Tasks for this exercise:
a - In the passage on hibernation, how does torpor protect the body during the hibernating season? Answer in one to three sentences.
b - Translate this sentence from the passage on hibernation into Spanish: "Torpor, or severe metabolic suppression, protects the body during the hibernating season by reducing resting metabolic rate and core body temperature."
c - Decide whether each statement agrees with the passage on hibernation. Answer yes or no and quote the words from the passage that decide it.
(i) Seasonal hibernators such as the arctic ground squirrel can spontaneously enter torpor at any time of year.
(ii) In the two-switch model, one switch signals the start of the hibernation season and another starts torpor.
(iii) The mechanism for transition into the torpid state was well understood before the work described.

Excerpt:
Hibernation is essential for survival during seasonal deficiencies in food supply in several species of mammals. Torpor, or severe metabolic suppression, protects the body during the hibernating season by reducing resting metabolic rate and core body temperature. Seasonal hibernators, such as the arctic ground squirrel, follow a circannual cycle and are able to spontaneously enter torpor only during the hibernation season. A two-switch model of transition into the torpid state suggests that one physiological switch signals the onset of the hibernation season, and another switch initiates the onset of torpor.

The mechanism for transition into the torpid state, which includes altered central nervous system (CNS) control of thermoregulation, extended sleep, active inhibition of metabolism and temperature-dependent effects on metabolic rate, has been previously unknown. Now, a team led by Kelly L. Drew (University of Alaska, Fairbanks) has found that a seasonal change in the CNS response to a molecule called adenosine may provide that mechanism (J. Neurosci. 31, 10752–10758; 2011).

Dataset excerpts:
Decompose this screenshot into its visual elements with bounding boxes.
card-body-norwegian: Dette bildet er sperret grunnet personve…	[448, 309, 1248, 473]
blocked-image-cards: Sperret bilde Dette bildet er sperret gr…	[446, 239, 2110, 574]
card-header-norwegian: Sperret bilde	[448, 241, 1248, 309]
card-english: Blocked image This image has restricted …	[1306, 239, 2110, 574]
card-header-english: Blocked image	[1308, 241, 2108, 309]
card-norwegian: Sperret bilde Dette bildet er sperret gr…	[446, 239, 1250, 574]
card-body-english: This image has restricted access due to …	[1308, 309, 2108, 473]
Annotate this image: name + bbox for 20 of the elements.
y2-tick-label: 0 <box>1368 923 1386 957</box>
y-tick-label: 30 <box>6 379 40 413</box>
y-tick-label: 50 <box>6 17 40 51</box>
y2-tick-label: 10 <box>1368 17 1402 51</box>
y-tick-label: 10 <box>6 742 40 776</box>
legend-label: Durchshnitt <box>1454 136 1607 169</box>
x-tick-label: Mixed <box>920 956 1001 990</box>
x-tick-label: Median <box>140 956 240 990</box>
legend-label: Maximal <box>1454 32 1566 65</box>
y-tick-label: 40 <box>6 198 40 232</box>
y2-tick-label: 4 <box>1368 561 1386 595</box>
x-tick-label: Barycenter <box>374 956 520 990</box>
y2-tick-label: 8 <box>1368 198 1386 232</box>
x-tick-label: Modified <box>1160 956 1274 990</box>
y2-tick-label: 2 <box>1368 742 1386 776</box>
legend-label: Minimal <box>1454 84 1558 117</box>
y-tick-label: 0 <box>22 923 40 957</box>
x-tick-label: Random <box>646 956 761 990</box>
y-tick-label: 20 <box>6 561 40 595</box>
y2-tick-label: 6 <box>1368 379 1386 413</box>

Answers given:
a - Torpor protects the body by lowering both the resting metabolic rate and the core body temperature.

b - El letargo, o supresión metabólica severa, protege el cuerpo durante la temporada de hibernación al reducir la tasa metabólica en reposo y la temperatura corporal central.

c -
(i) No: "are able to spontaneously enter torpor only during the hibernation season"
(ii) Yes: "one physiological switch signals the onset of the hibernation season, and another switch initiates the onset of torpor"
(iii) No: "has been previously unknown"